___ Page excerpt ___

Then Jesus does another strange thing. He says, "Do you guys have anything to eat?"
They give him a piece of fish and he downs it, right then and there. He gobbles it up.
When they walked and ate on the Sea of Galilee, guess what they ate most of the time? Fish! So, for Jesus and his disciples, this was the equivalent of a peanut butter and jelly sandwich. It was comfort food.
When I am just plain hungry and tired, I make myself a PB&J. It makes me feel better. I don't know how, it just does.
Jesus told them to touch him and then he asked them for food and he ate it right in front of them. Food that they all knew was good. Comfort food.
I went to Dallas this week to meet for the first time with some really incredible priests. I was invited to become part of a group called Urban/Suburban. The group was founded by some of the leading Rectors and Deans in the country during the Civil Rights Movement. They gathered to support and strengthen each other in a time in which they believed that it was crucial for their churches to take a stand. They needed to know how to lead their congregations towards racial equality so they gathered alone to share each others pain.
This was the first year that I have been invited. The Retiring Dean of the National Cathedral was there. Deans of the Cathedrals in Houston, Atlanta, San Antonio, Portland and Indianapolis were there, alongside Rectors of the largest churches in the nation. We cried together and hugged each other and ate good food and debated things. It was really good, except for one part.
A visiting Biblical scholar came to speak to us. He was combing through the resurrection accounts, talking about their similarities and differences, and he mentioned a woman that he had met who believed that she would get to bowl with her grandmother in heaven. (Evidently, her grandmother was quite the bowler.) The Biblical scholar mentioned this woman and he laughed at her.

___ Given records ___

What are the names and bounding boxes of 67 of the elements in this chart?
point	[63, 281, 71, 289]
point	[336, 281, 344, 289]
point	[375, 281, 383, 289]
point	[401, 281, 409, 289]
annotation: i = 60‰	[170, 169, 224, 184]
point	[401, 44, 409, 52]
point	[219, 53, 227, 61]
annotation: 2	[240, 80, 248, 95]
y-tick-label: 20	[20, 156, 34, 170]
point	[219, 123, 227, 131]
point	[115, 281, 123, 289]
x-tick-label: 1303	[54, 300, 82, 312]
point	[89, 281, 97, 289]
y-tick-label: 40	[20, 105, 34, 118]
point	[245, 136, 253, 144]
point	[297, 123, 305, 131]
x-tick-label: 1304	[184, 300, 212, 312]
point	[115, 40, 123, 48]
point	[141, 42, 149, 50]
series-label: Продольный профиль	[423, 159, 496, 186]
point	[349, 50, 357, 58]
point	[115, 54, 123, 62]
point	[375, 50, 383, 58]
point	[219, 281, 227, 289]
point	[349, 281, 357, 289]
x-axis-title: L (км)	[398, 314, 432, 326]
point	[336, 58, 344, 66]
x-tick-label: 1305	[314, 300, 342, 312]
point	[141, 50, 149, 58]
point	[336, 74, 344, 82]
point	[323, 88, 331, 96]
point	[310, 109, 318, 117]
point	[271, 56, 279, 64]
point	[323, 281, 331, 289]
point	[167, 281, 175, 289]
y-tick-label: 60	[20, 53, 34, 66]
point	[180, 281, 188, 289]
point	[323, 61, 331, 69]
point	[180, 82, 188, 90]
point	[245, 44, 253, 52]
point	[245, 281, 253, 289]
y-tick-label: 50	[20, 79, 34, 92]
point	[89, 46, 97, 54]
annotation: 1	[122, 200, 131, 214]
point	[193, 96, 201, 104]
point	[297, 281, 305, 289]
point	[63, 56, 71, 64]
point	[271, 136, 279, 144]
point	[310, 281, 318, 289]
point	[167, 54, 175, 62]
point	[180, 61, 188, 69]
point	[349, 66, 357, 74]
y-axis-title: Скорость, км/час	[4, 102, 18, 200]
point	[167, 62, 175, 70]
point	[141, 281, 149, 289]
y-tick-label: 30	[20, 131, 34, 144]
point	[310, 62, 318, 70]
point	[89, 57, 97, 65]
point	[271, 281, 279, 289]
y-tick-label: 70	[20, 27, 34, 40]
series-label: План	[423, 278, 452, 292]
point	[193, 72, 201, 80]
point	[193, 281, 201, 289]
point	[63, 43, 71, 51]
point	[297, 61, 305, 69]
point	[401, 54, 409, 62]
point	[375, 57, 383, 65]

___

_Required work_
1. Repeat the sermon excerpt word for word from "I went to Dallas" to "each others pain.".
2. In the sermon excerpt, what did the woman mentioned by the visiting Biblical scholar believe she would do in heaven?
The data above is separate material, unrelated to the sermon excerpt.

_Written responses_
1.
I went to Dallas this week to meet for the first time with some really incredible priests. I was invited to become part of a group called Urban/Suburban. The group was founded by some of the leading Rectors and Deans in the country during the Civil Rights Movement. They gathered to support and strengthen each other in a time in which they believed that it was crucial for their churches to take a stand. They needed to know how to lead their congregations towards racial equality so they gathered alone to share each others pain.

2. Bowl with her grandmother.